**Stated goal:**
Transcribe each line exactly.

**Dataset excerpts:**
____

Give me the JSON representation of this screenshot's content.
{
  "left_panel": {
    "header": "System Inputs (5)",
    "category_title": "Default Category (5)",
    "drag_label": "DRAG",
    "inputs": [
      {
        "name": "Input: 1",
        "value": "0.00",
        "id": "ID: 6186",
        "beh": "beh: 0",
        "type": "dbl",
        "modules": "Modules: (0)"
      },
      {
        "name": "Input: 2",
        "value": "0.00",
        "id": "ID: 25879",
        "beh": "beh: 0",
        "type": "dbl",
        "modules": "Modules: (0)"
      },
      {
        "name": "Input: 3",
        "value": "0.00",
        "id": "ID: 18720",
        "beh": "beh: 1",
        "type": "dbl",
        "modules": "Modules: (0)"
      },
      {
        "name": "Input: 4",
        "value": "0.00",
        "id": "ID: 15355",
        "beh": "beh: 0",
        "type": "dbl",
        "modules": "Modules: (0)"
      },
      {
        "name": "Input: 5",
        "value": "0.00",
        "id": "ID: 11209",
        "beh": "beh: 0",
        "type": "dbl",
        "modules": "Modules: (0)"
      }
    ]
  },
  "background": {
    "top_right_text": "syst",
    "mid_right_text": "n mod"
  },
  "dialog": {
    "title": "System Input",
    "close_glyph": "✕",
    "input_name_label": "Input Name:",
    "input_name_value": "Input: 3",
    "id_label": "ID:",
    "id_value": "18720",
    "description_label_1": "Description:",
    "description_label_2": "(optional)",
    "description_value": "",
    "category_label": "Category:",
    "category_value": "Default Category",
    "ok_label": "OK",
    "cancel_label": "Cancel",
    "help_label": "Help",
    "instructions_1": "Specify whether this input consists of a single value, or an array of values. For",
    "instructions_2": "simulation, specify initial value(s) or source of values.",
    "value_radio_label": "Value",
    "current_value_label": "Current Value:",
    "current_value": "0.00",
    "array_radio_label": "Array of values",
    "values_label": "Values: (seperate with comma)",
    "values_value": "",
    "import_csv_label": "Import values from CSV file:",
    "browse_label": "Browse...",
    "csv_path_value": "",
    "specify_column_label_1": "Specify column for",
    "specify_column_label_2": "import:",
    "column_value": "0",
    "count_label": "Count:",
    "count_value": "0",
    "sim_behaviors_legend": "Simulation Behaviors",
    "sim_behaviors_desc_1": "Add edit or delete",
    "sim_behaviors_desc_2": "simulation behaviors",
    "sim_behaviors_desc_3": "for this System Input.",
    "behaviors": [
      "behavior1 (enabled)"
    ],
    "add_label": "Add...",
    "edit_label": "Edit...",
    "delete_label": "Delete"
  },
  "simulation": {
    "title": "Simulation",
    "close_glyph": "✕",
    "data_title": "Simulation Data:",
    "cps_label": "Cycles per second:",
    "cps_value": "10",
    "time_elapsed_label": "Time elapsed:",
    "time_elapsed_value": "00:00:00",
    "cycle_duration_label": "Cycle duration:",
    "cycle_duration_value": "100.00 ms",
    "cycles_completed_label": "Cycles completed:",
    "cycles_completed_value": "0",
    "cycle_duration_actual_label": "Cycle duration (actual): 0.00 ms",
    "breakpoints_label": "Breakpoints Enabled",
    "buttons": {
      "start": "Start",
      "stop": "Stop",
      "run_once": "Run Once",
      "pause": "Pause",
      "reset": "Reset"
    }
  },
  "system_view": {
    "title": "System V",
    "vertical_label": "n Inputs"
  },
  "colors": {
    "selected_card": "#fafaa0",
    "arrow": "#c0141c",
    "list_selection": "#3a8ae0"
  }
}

____

**Result of the task:**
Give me the JSON representation of this screenshot's content.
{
  "left_panel": {
    "header": "System Inputs (5)",
    "category_title": "Default Category (5)",
    "drag_label": "DRAG",
    "inputs": [
      {
        "name": "Input: 1",
        "value": "0.00",
        "id": "ID: 6186",
        "beh": "beh: 0",
        "type": "dbl",
        "modules": "Modules: (0)"
      },
      {
        "name": "Input: 2",
        "value": "0.00",
        "id": "ID: 25879",
        "beh": "beh: 0",
        "type": "dbl",
        "modules": "Modules: (0)"
      },
      {
        "name": "Input: 3",
        "value": "0.00",
        "id": "ID: 18720",
        "beh": "beh: 1",
        "type": "dbl",
        "modules": "Modules: (0)"
      },
      {
        "name": "Input: 4",
        "value": "0.00",
        "id": "ID: 15355",
        "beh": "beh: 0",
        "type": "dbl",
        "modules": "Modules: (0)"
      },
      {
        "name": "Input: 5",
        "value": "0.00",
        "id": "ID: 11209",
        "beh": "beh: 0",
        "type": "dbl",
        "modules": "Modules: (0)"
      }
    ]
  },
  "background": {
    "top_right_text": "syst",
    "mid_right_text": "n mod"
  },
  "dialog": {
    "title": "System Input",
    "close_glyph": "✕",
    "input_name_label": "Input Name:",
    "input_name_value": "Input: 3",
    "id_label": "ID:",
    "id_value": "18720",
    "description_label_1": "Description:",
    "description_label_2": "(optional)",
    "description_value": "",
    "category_label": "Category:",
    "category_value": "Default Category",
    "ok_label": "OK",
    "cancel_label": "Cancel",
    "help_label": "Help",
    "instructions_1": "Specify whether this input consists of a single value, or an array of values. For",
    "instructions_2": "simulation, specify initial value(s) or source of values.",
    "value_radio_label": "Value",
    "current_value_label": "Current Value:",
    "current_value": "0.00",
    "array_radio_label": "Array of values",
    "values_label": "Values: (seperate with comma)",
    "values_value": "",
    "import_csv_label": "Import values from CSV file:",
    "browse_label": "Browse...",
    "csv_path_value": "",
    "specify_column_label_1": "Specify column for",
    "specify_column_label_2": "import:",
    "column_value": "0",
    "count_label": "Count:",
    "count_value": "0",
    "sim_behaviors_legend": "Simulation Behaviors",
    "sim_behaviors_desc_1": "Add edit or delete",
    "sim_behaviors_desc_2": "simulation behaviors",
    "sim_behaviors_desc_3": "for this System Input.",
    "behaviors": [
      "behavior1 (enabled)"
    ],
    "add_label": "Add...",
    "edit_label": "Edit...",
    "delete_label": "Delete"
  },
  "simulation": {
    "title": "Simulation",
    "close_glyph": "✕",
    "data_title": "Simulation Data:",
    "cps_label": "Cycles per second:",
    "cps_value": "10",
    "time_elapsed_label": "Time elapsed:",
    "time_elapsed_value": "00:00:00",
    "cycle_duration_label": "Cycle duration:",
    "cycle_duration_value": "100.00 ms",
    "cycles_completed_label": "Cycles completed:",
    "cycles_completed_value": "0",
    "cycle_duration_actual_label": "Cycle duration (actual): 0.00 ms",
    "breakpoints_label": "Breakpoints Enabled",
    "buttons": {
      "start": "Start",
      "stop": "Stop",
      "run_once": "Run Once",
      "pause": "Pause",
      "reset": "Reset"
    }
  },
  "system_view": {
    "title": "System V",
    "vertical_label": "n Inputs"
  },
  "colors": {
    "selected_card": "#fafaa0",
    "arrow": "#c0141c",
    "list_selection": "#3a8ae0"
  }
}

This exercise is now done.